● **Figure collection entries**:
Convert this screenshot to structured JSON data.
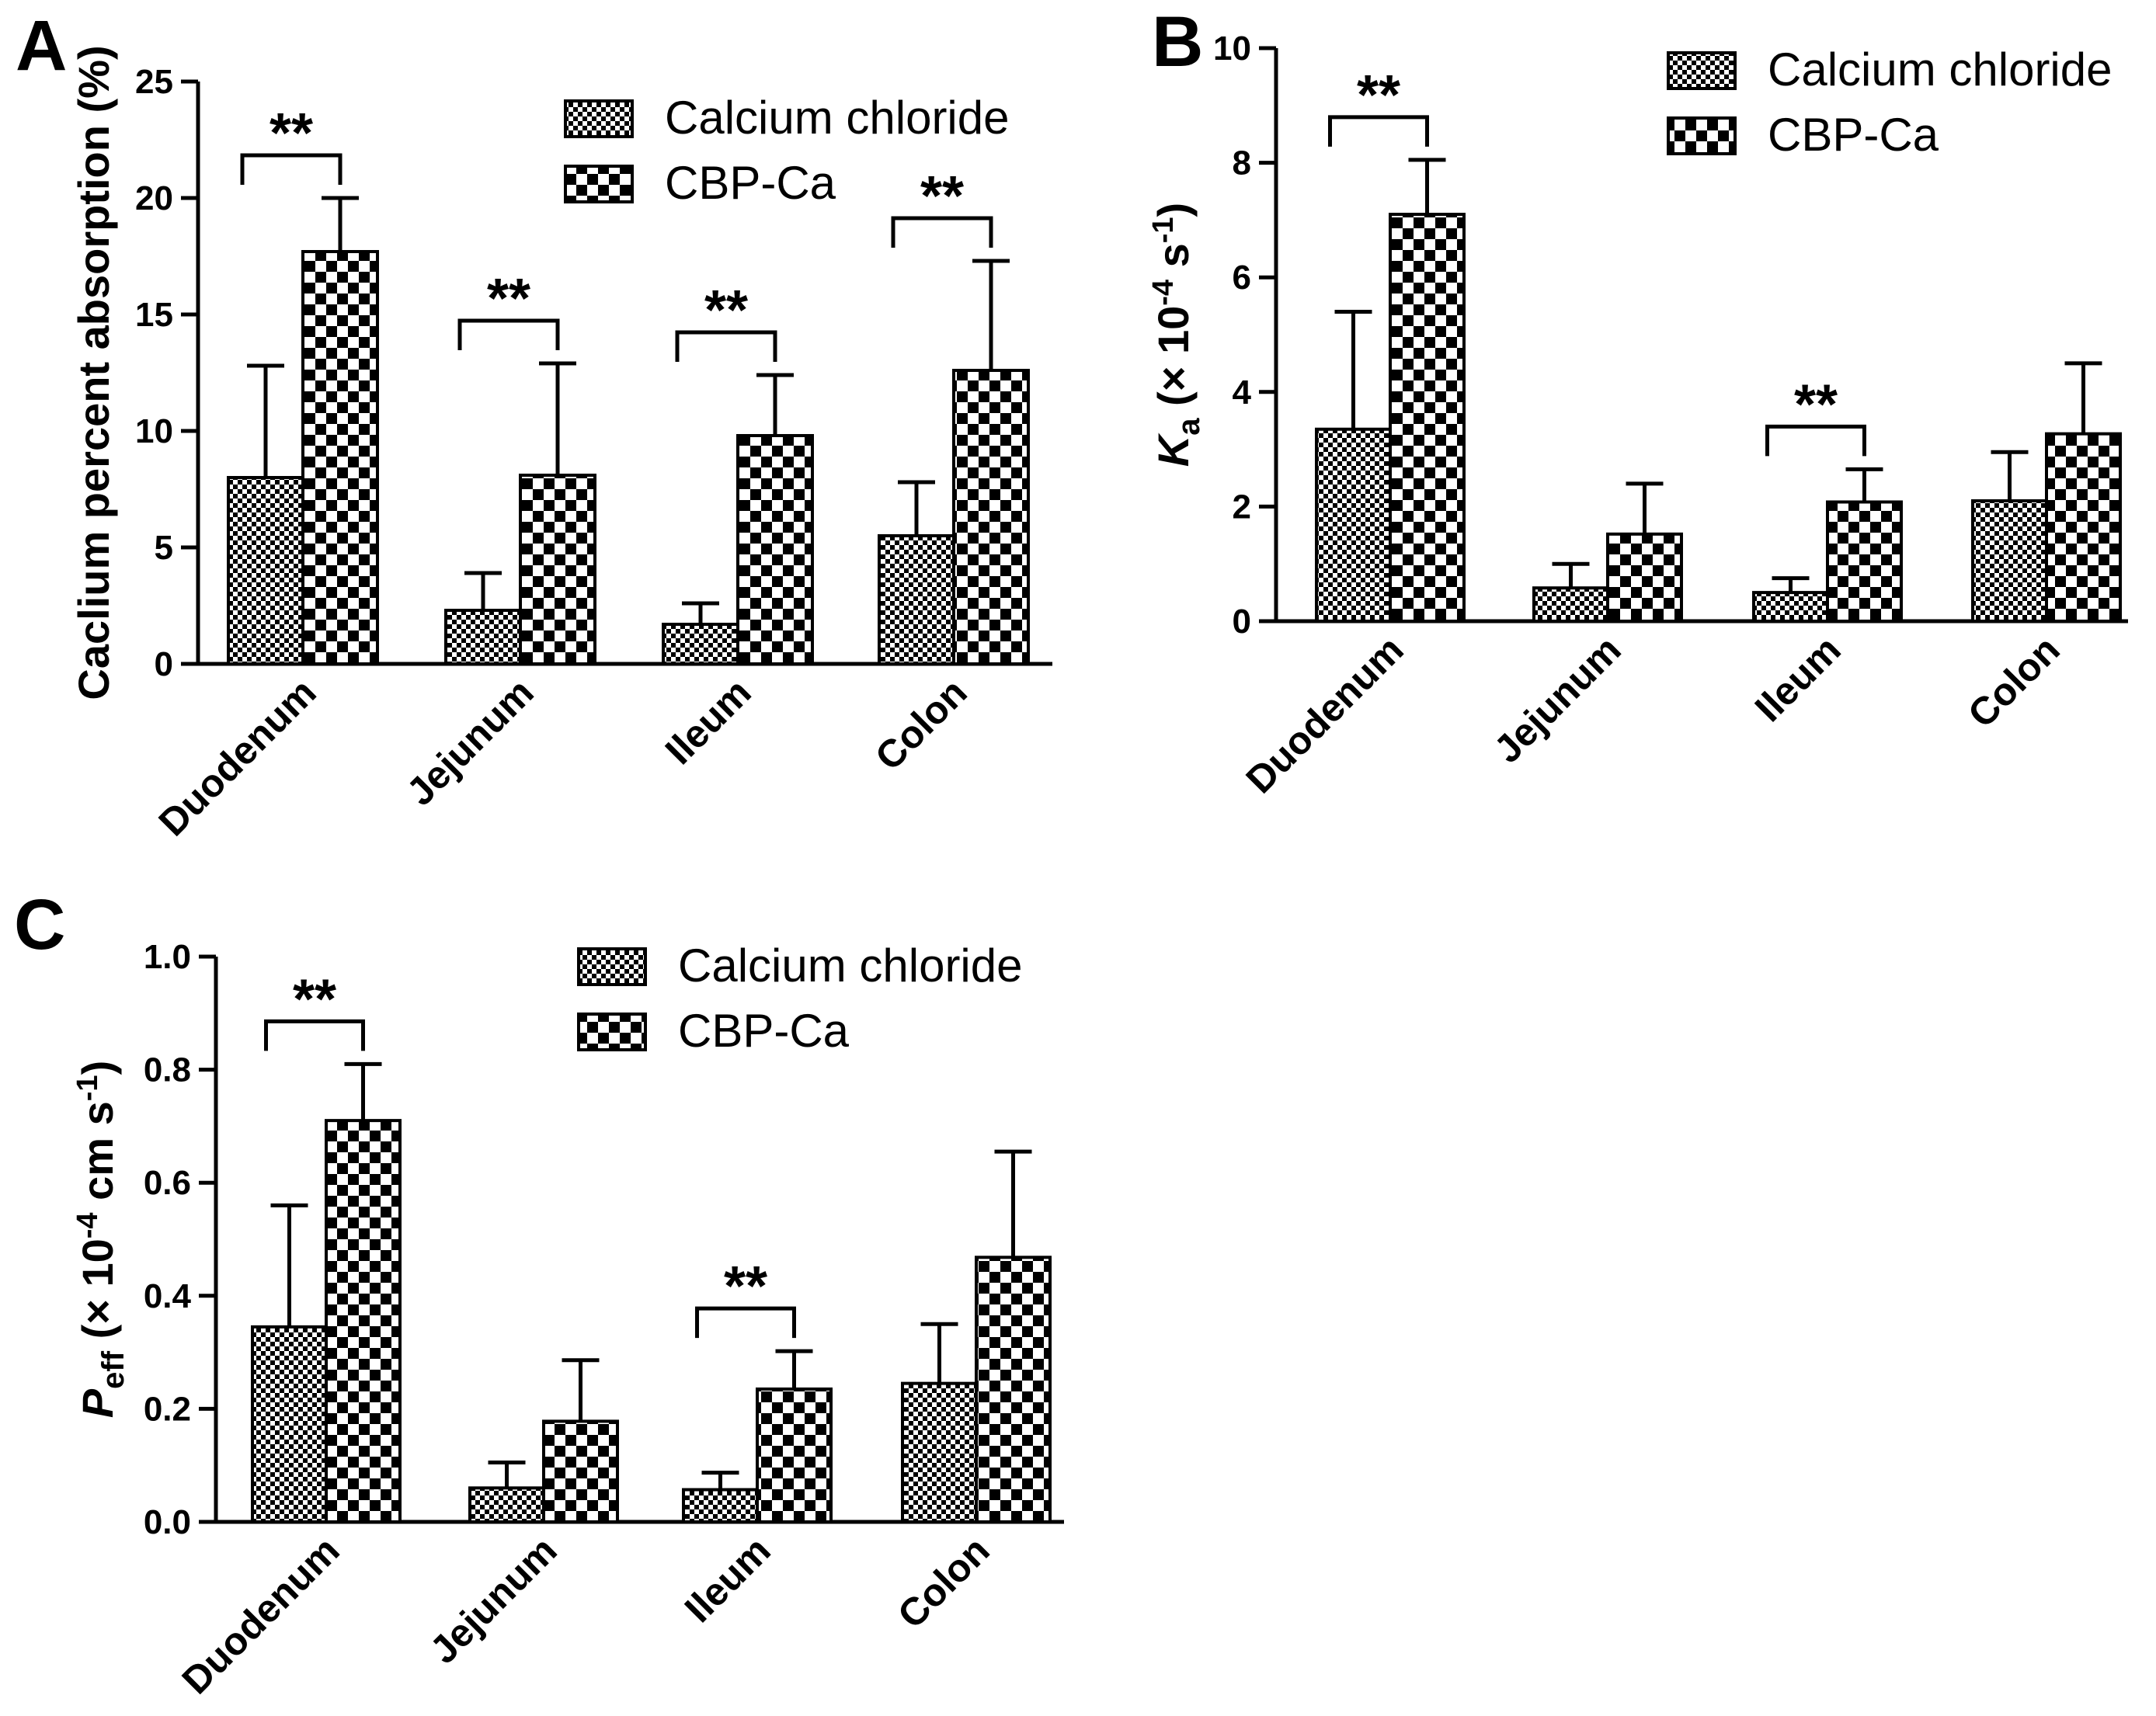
{
  "chart_data": [
    {
      "panel": "A",
      "type": "bar",
      "ylabel": "Caclium percent absorption (%)",
      "ylim": [
        0,
        25
      ],
      "yticks": [
        0,
        5,
        10,
        15,
        20,
        25
      ],
      "categories": [
        "Duodenum",
        "Jejunum",
        "Ileum",
        "Colon"
      ],
      "series": [
        {
          "name": "Calcium chloride",
          "values": [
            8.0,
            2.3,
            1.7,
            5.5
          ],
          "errors": [
            4.8,
            1.6,
            0.9,
            2.3
          ]
        },
        {
          "name": "CBP-Ca",
          "values": [
            17.7,
            8.1,
            9.8,
            12.6
          ],
          "errors": [
            2.3,
            4.8,
            2.6,
            4.7
          ]
        }
      ],
      "significance": [
        "**",
        "**",
        "**",
        "**"
      ],
      "legend": "top-right",
      "grid": false
    },
    {
      "panel": "B",
      "type": "bar",
      "ylabel_main": "K",
      "ylabel_sub": "a",
      "ylabel_rest": " (× 10",
      "ylabel_exp": "-4",
      "ylabel_unit": " s",
      "ylabel_unit_exp": "-1",
      "ylabel_close": ")",
      "ylim": [
        0,
        10
      ],
      "yticks": [
        0,
        2,
        4,
        6,
        8,
        10
      ],
      "categories": [
        "Duodenum",
        "Jejunum",
        "Ileum",
        "Colon"
      ],
      "series": [
        {
          "name": "Calcium chloride",
          "values": [
            3.35,
            0.58,
            0.5,
            2.1
          ],
          "errors": [
            2.05,
            0.42,
            0.25,
            0.85
          ]
        },
        {
          "name": "CBP-Ca",
          "values": [
            7.1,
            1.52,
            2.08,
            3.27
          ],
          "errors": [
            0.95,
            0.88,
            0.57,
            1.23
          ]
        }
      ],
      "significance": [
        "**",
        "",
        "**",
        ""
      ],
      "legend": "top-right",
      "grid": false
    },
    {
      "panel": "C",
      "type": "bar",
      "ylabel_main": "P",
      "ylabel_sub": "eff",
      "ylabel_rest": " (× 10",
      "ylabel_exp": "-4",
      "ylabel_unit": " cm s",
      "ylabel_unit_exp": "-1",
      "ylabel_close": ")",
      "ylim": [
        0,
        1.0
      ],
      "yticks": [
        "0.0",
        "0.2",
        "0.4",
        "0.6",
        "0.8",
        "1.0"
      ],
      "categories": [
        "Duodenum",
        "Jejunum",
        "Ileum",
        "Colon"
      ],
      "series": [
        {
          "name": "Calcium chloride",
          "values": [
            0.345,
            0.06,
            0.057,
            0.245
          ],
          "errors": [
            0.215,
            0.045,
            0.03,
            0.105
          ]
        },
        {
          "name": "CBP-Ca",
          "values": [
            0.71,
            0.178,
            0.235,
            0.468
          ],
          "errors": [
            0.1,
            0.108,
            0.067,
            0.187
          ]
        }
      ],
      "significance": [
        "**",
        "",
        "**",
        ""
      ],
      "legend": "top-right",
      "grid": false
    }
  ],
  "colors": {
    "bar_fill": "#ffffff",
    "pattern": "#000000",
    "axis": "#000000"
  }
}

● **STATED GOAL**: Repeat each entry above word for word, leaving every picture out.

● **WORKED SOLUTION**:
Convert this screenshot to structured JSON data.
{
  "chart_data": [
    {
      "panel": "A",
      "type": "bar",
      "ylabel": "Caclium percent absorption (%)",
      "ylim": [
        0,
        25
      ],
      "yticks": [
        0,
        5,
        10,
        15,
        20,
        25
      ],
      "categories": [
        "Duodenum",
        "Jejunum",
        "Ileum",
        "Colon"
      ],
      "series": [
        {
          "name": "Calcium chloride",
          "values": [
            8.0,
            2.3,
            1.7,
            5.5
          ],
          "errors": [
            4.8,
            1.6,
            0.9,
            2.3
          ]
        },
        {
          "name": "CBP-Ca",
          "values": [
            17.7,
            8.1,
            9.8,
            12.6
          ],
          "errors": [
            2.3,
            4.8,
            2.6,
            4.7
          ]
        }
      ],
      "significance": [
        "**",
        "**",
        "**",
        "**"
      ],
      "legend": "top-right",
      "grid": false
    },
    {
      "panel": "B",
      "type": "bar",
      "ylabel_main": "K",
      "ylabel_sub": "a",
      "ylabel_rest": " (× 10",
      "ylabel_exp": "-4",
      "ylabel_unit": " s",
      "ylabel_unit_exp": "-1",
      "ylabel_close": ")",
      "ylim": [
        0,
        10
      ],
      "yticks": [
        0,
        2,
        4,
        6,
        8,
        10
      ],
      "categories": [
        "Duodenum",
        "Jejunum",
        "Ileum",
        "Colon"
      ],
      "series": [
        {
          "name": "Calcium chloride",
          "values": [
            3.35,
            0.58,
            0.5,
            2.1
          ],
          "errors": [
            2.05,
            0.42,
            0.25,
            0.85
          ]
        },
        {
          "name": "CBP-Ca",
          "values": [
            7.1,
            1.52,
            2.08,
            3.27
          ],
          "errors": [
            0.95,
            0.88,
            0.57,
            1.23
          ]
        }
      ],
      "significance": [
        "**",
        "",
        "**",
        ""
      ],
      "legend": "top-right",
      "grid": false
    },
    {
      "panel": "C",
      "type": "bar",
      "ylabel_main": "P",
      "ylabel_sub": "eff",
      "ylabel_rest": " (× 10",
      "ylabel_exp": "-4",
      "ylabel_unit": " cm s",
      "ylabel_unit_exp": "-1",
      "ylabel_close": ")",
      "ylim": [
        0,
        1.0
      ],
      "yticks": [
        "0.0",
        "0.2",
        "0.4",
        "0.6",
        "0.8",
        "1.0"
      ],
      "categories": [
        "Duodenum",
        "Jejunum",
        "Ileum",
        "Colon"
      ],
      "series": [
        {
          "name": "Calcium chloride",
          "values": [
            0.345,
            0.06,
            0.057,
            0.245
          ],
          "errors": [
            0.215,
            0.045,
            0.03,
            0.105
          ]
        },
        {
          "name": "CBP-Ca",
          "values": [
            0.71,
            0.178,
            0.235,
            0.468
          ],
          "errors": [
            0.1,
            0.108,
            0.067,
            0.187
          ]
        }
      ],
      "significance": [
        "**",
        "",
        "**",
        ""
      ],
      "legend": "top-right",
      "grid": false
    }
  ],
  "colors": {
    "bar_fill": "#ffffff",
    "pattern": "#000000",
    "axis": "#000000"
  }
}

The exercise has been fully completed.